■ WHAT THE TASK REQUIRES:
Go through the data below. Pull out every line that has the word "relative".

■ TASK INPUT:

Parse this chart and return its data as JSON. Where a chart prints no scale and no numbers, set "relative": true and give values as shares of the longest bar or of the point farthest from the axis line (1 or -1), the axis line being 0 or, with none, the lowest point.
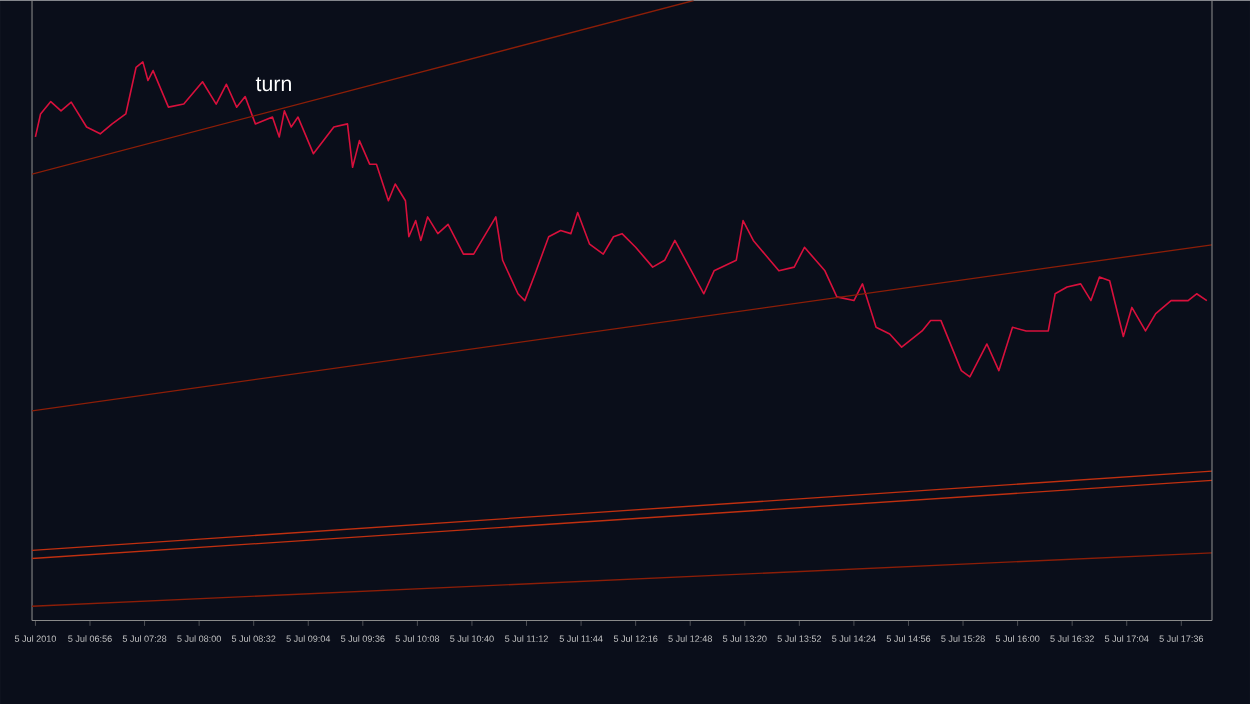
{
  "chart_data": {
    "type": "line",
    "relative": true,
    "xlim": [
      "2010-07-05T06:22",
      "2010-07-05T17:54"
    ],
    "xticks": [
      {
        "value": "2010-07-05T06:24",
        "label": "5 Jul 2010"
      },
      {
        "value": "2010-07-05T06:56",
        "label": "5 Jul 06:56"
      },
      {
        "value": "2010-07-05T07:28",
        "label": "5 Jul 07:28"
      },
      {
        "value": "2010-07-05T08:00",
        "label": "5 Jul 08:00"
      },
      {
        "value": "2010-07-05T08:32",
        "label": "5 Jul 08:32"
      },
      {
        "value": "2010-07-05T09:04",
        "label": "5 Jul 09:04"
      },
      {
        "value": "2010-07-05T09:36",
        "label": "5 Jul 09:36"
      },
      {
        "value": "2010-07-05T10:08",
        "label": "5 Jul 10:08"
      },
      {
        "value": "2010-07-05T10:40",
        "label": "5 Jul 10:40"
      },
      {
        "value": "2010-07-05T11:12",
        "label": "5 Jul 11:12"
      },
      {
        "value": "2010-07-05T11:44",
        "label": "5 Jul 11:44"
      },
      {
        "value": "2010-07-05T12:16",
        "label": "5 Jul 12:16"
      },
      {
        "value": "2010-07-05T12:48",
        "label": "5 Jul 12:48"
      },
      {
        "value": "2010-07-05T13:20",
        "label": "5 Jul 13:20"
      },
      {
        "value": "2010-07-05T13:52",
        "label": "5 Jul 13:52"
      },
      {
        "value": "2010-07-05T14:24",
        "label": "5 Jul 14:24"
      },
      {
        "value": "2010-07-05T14:56",
        "label": "5 Jul 14:56"
      },
      {
        "value": "2010-07-05T15:28",
        "label": "5 Jul 15:28"
      },
      {
        "value": "2010-07-05T16:00",
        "label": "5 Jul 16:00"
      },
      {
        "value": "2010-07-05T16:32",
        "label": "5 Jul 16:32"
      },
      {
        "value": "2010-07-05T17:04",
        "label": "5 Jul 17:04"
      },
      {
        "value": "2010-07-05T17:36",
        "label": "5 Jul 17:36"
      }
    ],
    "grid": false,
    "marker": "none",
    "line_style": "solid",
    "annotations": [
      "turn"
    ],
    "series": [
      {
        "color": "#d8103c",
        "x": [
          "2010-07-05T06:24",
          "2010-07-05T06:27",
          "2010-07-05T06:33",
          "2010-07-05T06:39",
          "2010-07-05T06:45",
          "2010-07-05T06:54",
          "2010-07-05T07:02",
          "2010-07-05T07:09",
          "2010-07-05T07:17",
          "2010-07-05T07:23",
          "2010-07-05T07:27",
          "2010-07-05T07:30",
          "2010-07-05T07:33",
          "2010-07-05T07:42",
          "2010-07-05T07:51",
          "2010-07-05T08:02",
          "2010-07-05T08:10",
          "2010-07-05T08:16",
          "2010-07-05T08:22",
          "2010-07-05T08:27",
          "2010-07-05T08:33",
          "2010-07-05T08:43",
          "2010-07-05T08:47",
          "2010-07-05T08:50",
          "2010-07-05T08:54",
          "2010-07-05T08:58",
          "2010-07-05T09:07",
          "2010-07-05T09:19",
          "2010-07-05T09:27",
          "2010-07-05T09:30",
          "2010-07-05T09:34",
          "2010-07-05T09:40",
          "2010-07-05T09:44",
          "2010-07-05T09:51",
          "2010-07-05T09:55",
          "2010-07-05T10:01",
          "2010-07-05T10:03",
          "2010-07-05T10:07",
          "2010-07-05T10:10",
          "2010-07-05T10:14",
          "2010-07-05T10:20",
          "2010-07-05T10:26",
          "2010-07-05T10:35",
          "2010-07-05T10:41",
          "2010-07-05T10:54",
          "2010-07-05T10:58",
          "2010-07-05T11:07",
          "2010-07-05T11:11",
          "2010-07-05T11:17",
          "2010-07-05T11:25",
          "2010-07-05T11:32",
          "2010-07-05T11:38",
          "2010-07-05T11:42",
          "2010-07-05T11:49",
          "2010-07-05T11:57",
          "2010-07-05T12:03",
          "2010-07-05T12:08",
          "2010-07-05T12:16",
          "2010-07-05T12:26",
          "2010-07-05T12:33",
          "2010-07-05T12:39",
          "2010-07-05T12:56",
          "2010-07-05T13:02",
          "2010-07-05T13:15",
          "2010-07-05T13:19",
          "2010-07-05T13:25",
          "2010-07-05T13:40",
          "2010-07-05T13:49",
          "2010-07-05T13:55",
          "2010-07-05T14:07",
          "2010-07-05T14:14",
          "2010-07-05T14:24",
          "2010-07-05T14:29",
          "2010-07-05T14:37",
          "2010-07-05T14:45",
          "2010-07-05T14:52",
          "2010-07-05T15:04",
          "2010-07-05T15:09",
          "2010-07-05T15:15",
          "2010-07-05T15:27",
          "2010-07-05T15:32",
          "2010-07-05T15:42",
          "2010-07-05T15:49",
          "2010-07-05T15:57",
          "2010-07-05T16:05",
          "2010-07-05T16:18",
          "2010-07-05T16:22",
          "2010-07-05T16:29",
          "2010-07-05T16:37",
          "2010-07-05T16:43",
          "2010-07-05T16:48",
          "2010-07-05T16:54",
          "2010-07-05T17:02",
          "2010-07-05T17:07",
          "2010-07-05T17:15",
          "2010-07-05T17:21",
          "2010-07-05T17:30",
          "2010-07-05T17:40",
          "2010-07-05T17:45",
          "2010-07-05T17:51"
        ],
        "values": [
          0.78,
          0.817,
          0.837,
          0.822,
          0.836,
          0.796,
          0.785,
          0.801,
          0.817,
          0.892,
          0.901,
          0.871,
          0.887,
          0.828,
          0.833,
          0.869,
          0.833,
          0.865,
          0.828,
          0.845,
          0.801,
          0.812,
          0.78,
          0.822,
          0.796,
          0.812,
          0.753,
          0.796,
          0.801,
          0.731,
          0.774,
          0.736,
          0.736,
          0.677,
          0.704,
          0.677,
          0.619,
          0.645,
          0.613,
          0.651,
          0.624,
          0.639,
          0.591,
          0.591,
          0.651,
          0.581,
          0.527,
          0.516,
          0.559,
          0.619,
          0.629,
          0.624,
          0.658,
          0.607,
          0.591,
          0.619,
          0.624,
          0.602,
          0.57,
          0.581,
          0.613,
          0.527,
          0.564,
          0.581,
          0.645,
          0.613,
          0.564,
          0.57,
          0.602,
          0.564,
          0.522,
          0.516,
          0.543,
          0.473,
          0.462,
          0.441,
          0.467,
          0.484,
          0.484,
          0.403,
          0.393,
          0.446,
          0.403,
          0.473,
          0.467,
          0.467,
          0.527,
          0.538,
          0.543,
          0.516,
          0.554,
          0.548,
          0.458,
          0.505,
          0.467,
          0.495,
          0.516,
          0.516,
          0.527,
          0.516
        ]
      },
      {
        "color": "#8c1e08",
        "x": [
          "2010-07-05T06:22",
          "2010-07-05T12:50"
        ],
        "values": [
          0.72,
          1
        ]
      },
      {
        "color": "#8c1e08",
        "x": [
          "2010-07-05T06:22",
          "2010-07-05T17:54"
        ],
        "values": [
          0.338,
          0.606
        ]
      },
      {
        "color": "#c03010",
        "x": [
          "2010-07-05T06:22",
          "2010-07-05T17:54"
        ],
        "values": [
          0.113,
          0.241
        ]
      },
      {
        "color": "#c03010",
        "x": [
          "2010-07-05T06:22",
          "2010-07-05T17:54"
        ],
        "values": [
          0.1,
          0.226
        ]
      },
      {
        "color": "#8c1e08",
        "x": [
          "2010-07-05T06:22",
          "2010-07-05T17:54"
        ],
        "values": [
          0.023,
          0.109
        ]
      }
    ]
  }
}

■ EXERCISE ANSWER:
Parse this chart and return its data as JSON. Where a chart prints no scale and no numbers, set "relative": true and give values as shares of the longest bar or of the point farthest from the axis line (1 or -1), the axis line being 0 or, with none, the lowest point.
    "relative": true,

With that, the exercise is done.